(Document layout detection data)
----

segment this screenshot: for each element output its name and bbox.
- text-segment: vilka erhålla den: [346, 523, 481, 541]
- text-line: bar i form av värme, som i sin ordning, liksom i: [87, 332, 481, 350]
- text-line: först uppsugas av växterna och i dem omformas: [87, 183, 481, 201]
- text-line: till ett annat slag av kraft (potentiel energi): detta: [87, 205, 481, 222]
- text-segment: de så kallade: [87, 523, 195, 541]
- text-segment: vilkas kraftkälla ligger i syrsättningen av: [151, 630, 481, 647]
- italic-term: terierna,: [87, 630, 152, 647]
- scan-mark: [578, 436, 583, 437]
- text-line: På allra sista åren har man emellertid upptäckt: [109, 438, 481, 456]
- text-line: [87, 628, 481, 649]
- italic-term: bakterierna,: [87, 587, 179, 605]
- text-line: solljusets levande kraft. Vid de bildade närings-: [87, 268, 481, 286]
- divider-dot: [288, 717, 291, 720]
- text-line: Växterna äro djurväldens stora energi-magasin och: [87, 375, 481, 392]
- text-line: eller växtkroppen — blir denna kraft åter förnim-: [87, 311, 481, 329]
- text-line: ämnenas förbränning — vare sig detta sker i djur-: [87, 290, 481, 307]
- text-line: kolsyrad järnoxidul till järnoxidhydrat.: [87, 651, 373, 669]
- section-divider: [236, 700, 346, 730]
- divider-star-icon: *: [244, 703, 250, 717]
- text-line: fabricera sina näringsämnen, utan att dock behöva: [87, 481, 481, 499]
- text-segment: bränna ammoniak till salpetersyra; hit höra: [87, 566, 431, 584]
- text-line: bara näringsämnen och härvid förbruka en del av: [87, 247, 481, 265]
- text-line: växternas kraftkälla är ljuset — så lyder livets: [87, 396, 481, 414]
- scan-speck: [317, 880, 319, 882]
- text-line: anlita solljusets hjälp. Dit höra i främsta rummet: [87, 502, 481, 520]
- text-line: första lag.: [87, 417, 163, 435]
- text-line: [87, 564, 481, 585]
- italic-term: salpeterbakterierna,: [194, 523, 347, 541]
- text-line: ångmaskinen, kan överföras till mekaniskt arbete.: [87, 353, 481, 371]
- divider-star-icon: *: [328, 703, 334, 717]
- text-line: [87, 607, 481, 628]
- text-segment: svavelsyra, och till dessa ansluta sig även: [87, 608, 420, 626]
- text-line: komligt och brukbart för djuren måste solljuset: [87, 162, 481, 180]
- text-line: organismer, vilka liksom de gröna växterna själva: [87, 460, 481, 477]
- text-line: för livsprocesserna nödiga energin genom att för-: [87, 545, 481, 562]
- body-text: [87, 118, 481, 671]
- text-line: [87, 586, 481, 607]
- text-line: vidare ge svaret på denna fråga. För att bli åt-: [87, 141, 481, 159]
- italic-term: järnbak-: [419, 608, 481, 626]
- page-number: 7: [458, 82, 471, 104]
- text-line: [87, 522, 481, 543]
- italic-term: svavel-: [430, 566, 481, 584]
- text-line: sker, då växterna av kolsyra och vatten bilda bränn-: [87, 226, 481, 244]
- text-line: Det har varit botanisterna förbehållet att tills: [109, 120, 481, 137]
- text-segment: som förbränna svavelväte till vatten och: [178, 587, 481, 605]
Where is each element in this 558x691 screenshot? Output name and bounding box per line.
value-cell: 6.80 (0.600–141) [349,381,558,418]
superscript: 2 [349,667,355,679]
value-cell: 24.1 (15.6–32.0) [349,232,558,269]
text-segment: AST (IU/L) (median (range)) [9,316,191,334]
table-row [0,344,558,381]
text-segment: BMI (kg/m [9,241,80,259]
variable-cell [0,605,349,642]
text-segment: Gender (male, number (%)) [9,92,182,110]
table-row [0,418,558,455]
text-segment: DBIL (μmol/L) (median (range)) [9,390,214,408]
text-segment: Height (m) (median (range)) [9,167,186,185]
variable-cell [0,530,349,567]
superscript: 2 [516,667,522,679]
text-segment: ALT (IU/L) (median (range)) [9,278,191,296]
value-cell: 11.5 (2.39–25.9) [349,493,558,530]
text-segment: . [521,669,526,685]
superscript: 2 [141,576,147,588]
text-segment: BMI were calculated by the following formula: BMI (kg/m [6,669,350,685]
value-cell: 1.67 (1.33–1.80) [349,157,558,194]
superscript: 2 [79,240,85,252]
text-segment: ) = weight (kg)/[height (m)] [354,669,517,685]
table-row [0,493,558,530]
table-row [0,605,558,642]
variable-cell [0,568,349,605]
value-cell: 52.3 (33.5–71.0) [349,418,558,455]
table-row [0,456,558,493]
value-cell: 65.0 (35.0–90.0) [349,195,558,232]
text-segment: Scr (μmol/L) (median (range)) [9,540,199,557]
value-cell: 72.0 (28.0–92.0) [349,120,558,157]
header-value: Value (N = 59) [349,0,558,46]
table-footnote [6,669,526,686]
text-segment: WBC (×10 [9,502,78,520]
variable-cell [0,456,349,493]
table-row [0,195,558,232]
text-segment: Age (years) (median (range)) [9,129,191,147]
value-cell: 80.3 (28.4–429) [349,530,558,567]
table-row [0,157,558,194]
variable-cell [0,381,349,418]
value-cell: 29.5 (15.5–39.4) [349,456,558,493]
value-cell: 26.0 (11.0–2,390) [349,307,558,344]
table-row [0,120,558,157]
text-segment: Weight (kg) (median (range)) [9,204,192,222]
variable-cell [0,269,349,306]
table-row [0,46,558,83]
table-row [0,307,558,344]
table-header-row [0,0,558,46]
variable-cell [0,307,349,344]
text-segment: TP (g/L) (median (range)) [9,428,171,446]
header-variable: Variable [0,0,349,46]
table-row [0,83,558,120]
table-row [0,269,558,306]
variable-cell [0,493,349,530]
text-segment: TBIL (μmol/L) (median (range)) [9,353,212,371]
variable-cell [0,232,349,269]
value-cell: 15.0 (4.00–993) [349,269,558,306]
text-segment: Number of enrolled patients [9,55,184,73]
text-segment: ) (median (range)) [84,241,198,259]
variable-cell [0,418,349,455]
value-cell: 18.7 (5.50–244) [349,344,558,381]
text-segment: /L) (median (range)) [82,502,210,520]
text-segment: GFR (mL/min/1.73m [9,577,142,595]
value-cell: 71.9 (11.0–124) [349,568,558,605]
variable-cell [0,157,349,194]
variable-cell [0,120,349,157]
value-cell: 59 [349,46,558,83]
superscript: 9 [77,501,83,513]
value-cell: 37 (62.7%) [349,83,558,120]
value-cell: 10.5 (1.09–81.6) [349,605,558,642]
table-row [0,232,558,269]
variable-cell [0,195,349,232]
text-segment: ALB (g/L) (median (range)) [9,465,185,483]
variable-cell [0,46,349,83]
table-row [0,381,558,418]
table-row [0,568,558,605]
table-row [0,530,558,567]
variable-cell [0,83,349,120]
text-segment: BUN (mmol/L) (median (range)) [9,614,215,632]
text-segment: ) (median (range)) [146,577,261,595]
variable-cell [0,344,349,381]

----

What you return must be the entries, given again word for word.

_Written solution_:
segment this screenshot: for each element output its name and bbox.
- text-segment: vilka erhålla den: [346, 523, 481, 541]
- text-line: bar i form av värme, som i sin ordning, liksom i: [87, 332, 481, 350]
- text-line: först uppsugas av växterna och i dem omformas: [87, 183, 481, 201]
- text-line: till ett annat slag av kraft (potentiel energi): detta: [87, 205, 481, 222]
- text-segment: de så kallade: [87, 523, 195, 541]
- text-segment: vilkas kraftkälla ligger i syrsättningen av: [151, 630, 481, 647]
- italic-term: terierna,: [87, 630, 152, 647]
- scan-mark: [578, 436, 583, 437]
- text-line: På allra sista åren har man emellertid upptäckt: [109, 438, 481, 456]
- text-line: [87, 628, 481, 649]
- italic-term: bakterierna,: [87, 587, 179, 605]
- text-line: solljusets levande kraft. Vid de bildade närings-: [87, 268, 481, 286]
- divider-dot: [288, 717, 291, 720]
- text-line: Växterna äro djurväldens stora energi-magasin och: [87, 375, 481, 392]
- text-line: eller växtkroppen — blir denna kraft åter förnim-: [87, 311, 481, 329]
- text-line: ämnenas förbränning — vare sig detta sker i djur-: [87, 290, 481, 307]
- text-line: kolsyrad järnoxidul till järnoxidhydrat.: [87, 651, 373, 669]
- section-divider: [236, 700, 346, 730]
- divider-star-icon: *: [244, 703, 250, 717]
- text-line: fabricera sina näringsämnen, utan att dock behöva: [87, 481, 481, 499]
- text-segment: bränna ammoniak till salpetersyra; hit höra: [87, 566, 431, 584]
- text-line: bara näringsämnen och härvid förbruka en del av: [87, 247, 481, 265]
- text-line: växternas kraftkälla är ljuset — så lyder livets: [87, 396, 481, 414]
- scan-speck: [317, 880, 319, 882]
- text-line: anlita solljusets hjälp. Dit höra i främsta rummet: [87, 502, 481, 520]
- text-line: första lag.: [87, 417, 163, 435]
- text-line: [87, 564, 481, 585]
- italic-term: salpeterbakterierna,: [194, 523, 347, 541]
- text-line: ångmaskinen, kan överföras till mekaniskt arbete.: [87, 353, 481, 371]
- divider-star-icon: *: [328, 703, 334, 717]
- text-line: [87, 607, 481, 628]
- text-segment: svavelsyra, och till dessa ansluta sig även: [87, 608, 420, 626]
- text-line: komligt och brukbart för djuren måste solljuset: [87, 162, 481, 180]
- text-line: organismer, vilka liksom de gröna växterna själva: [87, 460, 481, 477]
- text-line: för livsprocesserna nödiga energin genom att för-: [87, 545, 481, 562]
- body-text: [87, 118, 481, 671]
- text-line: [87, 586, 481, 607]
- text-line: vidare ge svaret på denna fråga. För att bli åt-: [87, 141, 481, 159]
- italic-term: järnbak-: [419, 608, 481, 626]
- page-number: 7: [458, 82, 471, 104]
- text-line: [87, 522, 481, 543]
- italic-term: svavel-: [430, 566, 481, 584]
- text-line: sker, då växterna av kolsyra och vatten bilda bränn-: [87, 226, 481, 244]
- text-line: Det har varit botanisterna förbehållet att tills: [109, 120, 481, 137]
- text-segment: som förbränna svavelväte till vatten och: [178, 587, 481, 605]
Where is each element in this 558x691 screenshot? Output name and bounding box per line.
value-cell: 6.80 (0.600–141) [349,381,558,418]
superscript: 2 [349,667,355,679]
value-cell: 24.1 (15.6–32.0) [349,232,558,269]
text-segment: AST (IU/L) (median (range)) [9,316,191,334]
table-row [0,344,558,381]
text-segment: BMI (kg/m [9,241,80,259]
variable-cell [0,605,349,642]
text-segment: Gender (male, number (%)) [9,92,182,110]
table-row [0,418,558,455]
text-segment: DBIL (μmol/L) (median (range)) [9,390,214,408]
text-segment: Height (m) (median (range)) [9,167,186,185]
variable-cell [0,530,349,567]
superscript: 2 [516,667,522,679]
text-segment: ALT (IU/L) (median (range)) [9,278,191,296]
value-cell: 11.5 (2.39–25.9) [349,493,558,530]
text-segment: . [521,669,526,685]
superscript: 2 [141,576,147,588]
text-segment: BMI were calculated by the following formula: BMI (kg/m [6,669,350,685]
value-cell: 1.67 (1.33–1.80) [349,157,558,194]
superscript: 2 [79,240,85,252]
text-segment: ) = weight (kg)/[height (m)] [354,669,517,685]
table-row [0,493,558,530]
table-row [0,605,558,642]
variable-cell [0,568,349,605]
value-cell: 52.3 (33.5–71.0) [349,418,558,455]
table-row [0,456,558,493]
value-cell: 65.0 (35.0–90.0) [349,195,558,232]
text-segment: Scr (μmol/L) (median (range)) [9,540,199,557]
value-cell: 72.0 (28.0–92.0) [349,120,558,157]
header-value: Value (N = 59) [349,0,558,46]
table-footnote [6,669,526,686]
text-segment: WBC (×10 [9,502,78,520]
variable-cell [0,456,349,493]
table-row [0,195,558,232]
text-segment: Age (years) (median (range)) [9,129,191,147]
value-cell: 80.3 (28.4–429) [349,530,558,567]
table-row [0,157,558,194]
variable-cell [0,381,349,418]
value-cell: 29.5 (15.5–39.4) [349,456,558,493]
value-cell: 26.0 (11.0–2,390) [349,307,558,344]
table-row [0,120,558,157]
text-segment: Weight (kg) (median (range)) [9,204,192,222]
variable-cell [0,269,349,306]
table-row [0,46,558,83]
table-row [0,307,558,344]
table-header-row [0,0,558,46]
variable-cell [0,307,349,344]
text-segment: TP (g/L) (median (range)) [9,428,171,446]
header-variable: Variable [0,0,349,46]
table-row [0,83,558,120]
table-row [0,269,558,306]
variable-cell [0,493,349,530]
text-segment: TBIL (μmol/L) (median (range)) [9,353,212,371]
variable-cell [0,232,349,269]
value-cell: 15.0 (4.00–993) [349,269,558,306]
text-segment: Number of enrolled patients [9,55,184,73]
text-segment: ) (median (range)) [84,241,198,259]
variable-cell [0,418,349,455]
value-cell: 18.7 (5.50–244) [349,344,558,381]
text-segment: /L) (median (range)) [82,502,210,520]
text-segment: GFR (mL/min/1.73m [9,577,142,595]
value-cell: 71.9 (11.0–124) [349,568,558,605]
variable-cell [0,157,349,194]
variable-cell [0,120,349,157]
value-cell: 59 [349,46,558,83]
superscript: 9 [77,501,83,513]
value-cell: 37 (62.7%) [349,83,558,120]
value-cell: 10.5 (1.09–81.6) [349,605,558,642]
table-row [0,232,558,269]
variable-cell [0,195,349,232]
text-segment: ALB (g/L) (median (range)) [9,465,185,483]
variable-cell [0,46,349,83]
table-row [0,381,558,418]
table-row [0,568,558,605]
table-row [0,530,558,567]
variable-cell [0,83,349,120]
text-segment: BUN (mmol/L) (median (range)) [9,614,215,632]
text-segment: ) (median (range)) [146,577,261,595]
variable-cell [0,344,349,381]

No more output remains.